WRITTEN TASK
Keep only those lines of the records that include the string "Import".

ENTRIES SHOWN
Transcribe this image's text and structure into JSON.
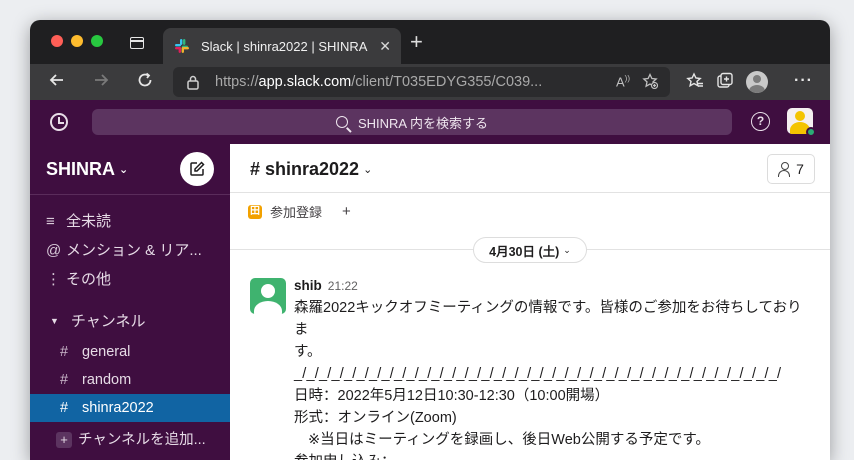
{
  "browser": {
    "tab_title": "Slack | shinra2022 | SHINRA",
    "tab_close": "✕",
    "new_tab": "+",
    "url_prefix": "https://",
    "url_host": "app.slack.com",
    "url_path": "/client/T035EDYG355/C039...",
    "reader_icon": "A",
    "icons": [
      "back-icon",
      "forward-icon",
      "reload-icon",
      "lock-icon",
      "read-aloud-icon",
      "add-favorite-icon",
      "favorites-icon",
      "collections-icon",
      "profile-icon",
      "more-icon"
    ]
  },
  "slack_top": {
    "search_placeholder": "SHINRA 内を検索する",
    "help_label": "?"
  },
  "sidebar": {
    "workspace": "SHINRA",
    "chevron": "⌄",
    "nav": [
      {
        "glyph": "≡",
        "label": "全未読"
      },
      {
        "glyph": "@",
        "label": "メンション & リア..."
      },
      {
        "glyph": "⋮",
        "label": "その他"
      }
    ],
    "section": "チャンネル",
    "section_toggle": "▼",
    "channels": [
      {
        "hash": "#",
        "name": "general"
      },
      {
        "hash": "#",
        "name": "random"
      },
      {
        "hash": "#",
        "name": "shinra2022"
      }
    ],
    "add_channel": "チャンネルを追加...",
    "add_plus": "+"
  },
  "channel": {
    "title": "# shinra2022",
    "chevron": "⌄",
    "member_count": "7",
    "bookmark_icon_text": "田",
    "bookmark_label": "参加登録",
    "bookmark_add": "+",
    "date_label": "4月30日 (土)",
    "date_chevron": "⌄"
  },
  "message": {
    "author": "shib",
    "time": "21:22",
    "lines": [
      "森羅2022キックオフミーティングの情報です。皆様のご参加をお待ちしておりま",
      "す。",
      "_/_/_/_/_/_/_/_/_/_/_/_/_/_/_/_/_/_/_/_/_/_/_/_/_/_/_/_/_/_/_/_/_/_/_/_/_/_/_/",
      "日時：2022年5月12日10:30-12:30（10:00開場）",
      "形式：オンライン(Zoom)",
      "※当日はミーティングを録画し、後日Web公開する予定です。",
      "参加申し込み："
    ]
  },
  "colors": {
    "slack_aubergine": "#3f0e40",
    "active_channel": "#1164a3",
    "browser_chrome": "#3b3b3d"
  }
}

--

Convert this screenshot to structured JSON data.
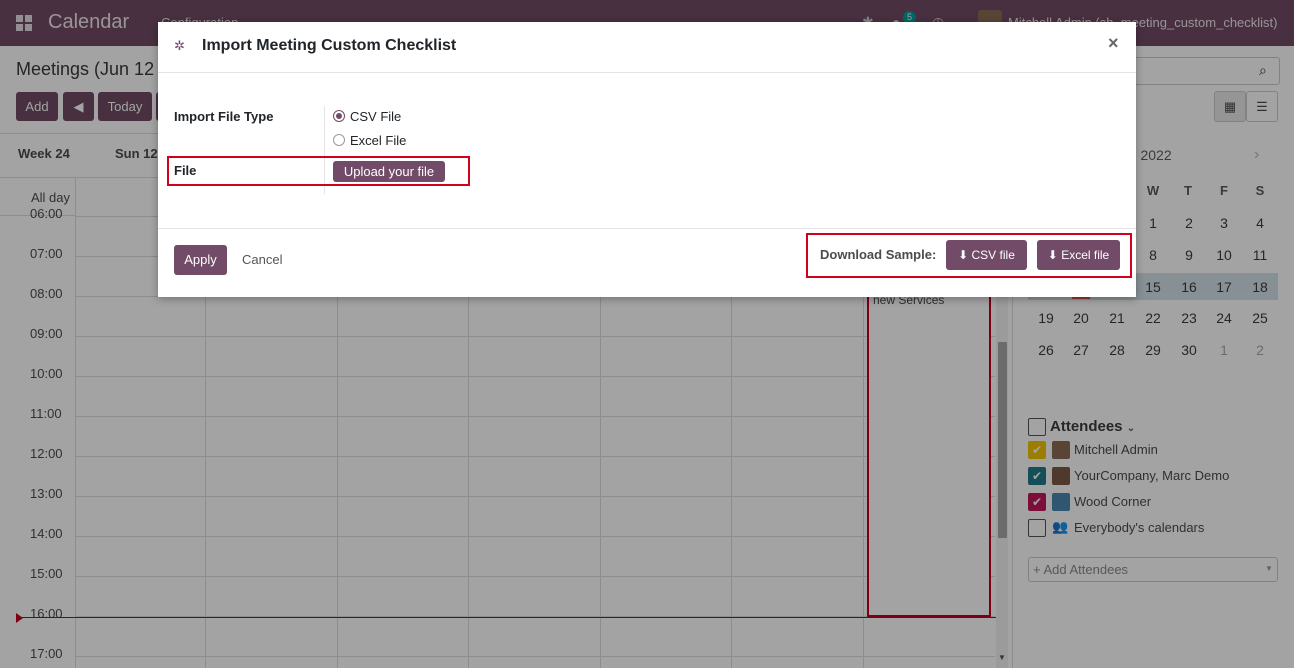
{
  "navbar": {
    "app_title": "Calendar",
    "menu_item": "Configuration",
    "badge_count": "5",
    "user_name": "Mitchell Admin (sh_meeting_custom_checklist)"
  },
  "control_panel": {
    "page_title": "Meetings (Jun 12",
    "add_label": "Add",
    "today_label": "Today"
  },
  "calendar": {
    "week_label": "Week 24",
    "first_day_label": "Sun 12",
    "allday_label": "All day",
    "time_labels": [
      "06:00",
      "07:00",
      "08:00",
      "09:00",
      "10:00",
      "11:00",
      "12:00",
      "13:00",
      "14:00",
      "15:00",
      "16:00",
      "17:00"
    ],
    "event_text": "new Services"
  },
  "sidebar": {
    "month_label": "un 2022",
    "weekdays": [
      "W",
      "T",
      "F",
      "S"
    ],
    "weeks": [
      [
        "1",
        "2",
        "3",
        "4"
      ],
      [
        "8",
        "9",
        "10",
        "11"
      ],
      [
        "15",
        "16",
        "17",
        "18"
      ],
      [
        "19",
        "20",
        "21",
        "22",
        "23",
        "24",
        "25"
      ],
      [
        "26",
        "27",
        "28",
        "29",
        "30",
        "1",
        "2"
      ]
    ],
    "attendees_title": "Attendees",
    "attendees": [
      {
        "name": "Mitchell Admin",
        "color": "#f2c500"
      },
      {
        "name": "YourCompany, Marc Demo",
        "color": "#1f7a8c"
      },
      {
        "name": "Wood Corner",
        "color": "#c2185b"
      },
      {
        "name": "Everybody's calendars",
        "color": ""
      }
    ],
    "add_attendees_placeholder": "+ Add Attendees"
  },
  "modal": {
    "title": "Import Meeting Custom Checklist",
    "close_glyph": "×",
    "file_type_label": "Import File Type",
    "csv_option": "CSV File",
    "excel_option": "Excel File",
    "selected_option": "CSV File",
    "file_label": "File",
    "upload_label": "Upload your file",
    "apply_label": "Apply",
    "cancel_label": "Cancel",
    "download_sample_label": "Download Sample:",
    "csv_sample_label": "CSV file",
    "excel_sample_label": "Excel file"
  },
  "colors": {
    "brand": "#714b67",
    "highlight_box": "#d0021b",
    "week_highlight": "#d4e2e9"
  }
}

--

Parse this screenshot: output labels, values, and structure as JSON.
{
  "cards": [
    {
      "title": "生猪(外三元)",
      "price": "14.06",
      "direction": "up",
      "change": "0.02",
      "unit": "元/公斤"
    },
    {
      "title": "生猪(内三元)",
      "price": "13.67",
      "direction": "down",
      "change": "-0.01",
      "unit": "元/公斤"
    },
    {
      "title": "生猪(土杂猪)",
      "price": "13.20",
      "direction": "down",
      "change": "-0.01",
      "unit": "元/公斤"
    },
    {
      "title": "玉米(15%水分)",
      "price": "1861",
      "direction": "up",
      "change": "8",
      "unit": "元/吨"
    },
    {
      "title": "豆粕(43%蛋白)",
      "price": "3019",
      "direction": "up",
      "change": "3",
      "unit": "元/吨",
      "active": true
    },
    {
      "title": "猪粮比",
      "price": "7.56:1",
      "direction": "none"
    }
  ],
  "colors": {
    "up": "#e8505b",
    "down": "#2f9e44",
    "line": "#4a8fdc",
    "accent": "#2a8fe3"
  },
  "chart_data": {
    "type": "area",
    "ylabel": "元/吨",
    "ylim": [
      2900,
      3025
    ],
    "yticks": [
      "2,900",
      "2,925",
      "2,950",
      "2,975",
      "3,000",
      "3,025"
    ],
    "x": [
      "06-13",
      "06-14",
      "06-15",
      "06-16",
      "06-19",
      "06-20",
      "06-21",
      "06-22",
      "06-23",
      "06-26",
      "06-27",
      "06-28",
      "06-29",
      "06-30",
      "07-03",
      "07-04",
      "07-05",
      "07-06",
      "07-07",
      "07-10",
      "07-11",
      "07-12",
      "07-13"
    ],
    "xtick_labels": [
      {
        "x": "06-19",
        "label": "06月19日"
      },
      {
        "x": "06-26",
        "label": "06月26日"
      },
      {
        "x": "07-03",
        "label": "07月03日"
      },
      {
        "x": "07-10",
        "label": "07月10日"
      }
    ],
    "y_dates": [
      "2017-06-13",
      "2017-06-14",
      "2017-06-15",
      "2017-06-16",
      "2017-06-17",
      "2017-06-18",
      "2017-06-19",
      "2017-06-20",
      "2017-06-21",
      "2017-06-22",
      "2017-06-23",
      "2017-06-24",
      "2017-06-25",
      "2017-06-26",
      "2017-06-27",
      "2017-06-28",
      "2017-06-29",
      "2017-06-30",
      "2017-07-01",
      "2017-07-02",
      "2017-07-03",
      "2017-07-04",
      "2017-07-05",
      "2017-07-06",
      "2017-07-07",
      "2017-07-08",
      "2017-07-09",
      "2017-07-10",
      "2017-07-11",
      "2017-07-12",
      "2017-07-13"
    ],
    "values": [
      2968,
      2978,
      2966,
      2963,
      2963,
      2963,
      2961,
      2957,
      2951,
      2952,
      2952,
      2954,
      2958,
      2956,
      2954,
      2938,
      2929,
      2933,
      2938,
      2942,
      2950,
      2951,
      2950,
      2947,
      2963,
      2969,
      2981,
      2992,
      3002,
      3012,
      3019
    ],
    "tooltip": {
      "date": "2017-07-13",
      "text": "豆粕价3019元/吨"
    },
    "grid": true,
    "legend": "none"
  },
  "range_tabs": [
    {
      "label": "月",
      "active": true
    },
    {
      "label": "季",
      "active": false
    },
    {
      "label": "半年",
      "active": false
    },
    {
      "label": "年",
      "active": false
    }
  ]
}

OUTPUT
    "title": "Import Meeting Custom Checklist",
    "file_type_label": "Import File Type",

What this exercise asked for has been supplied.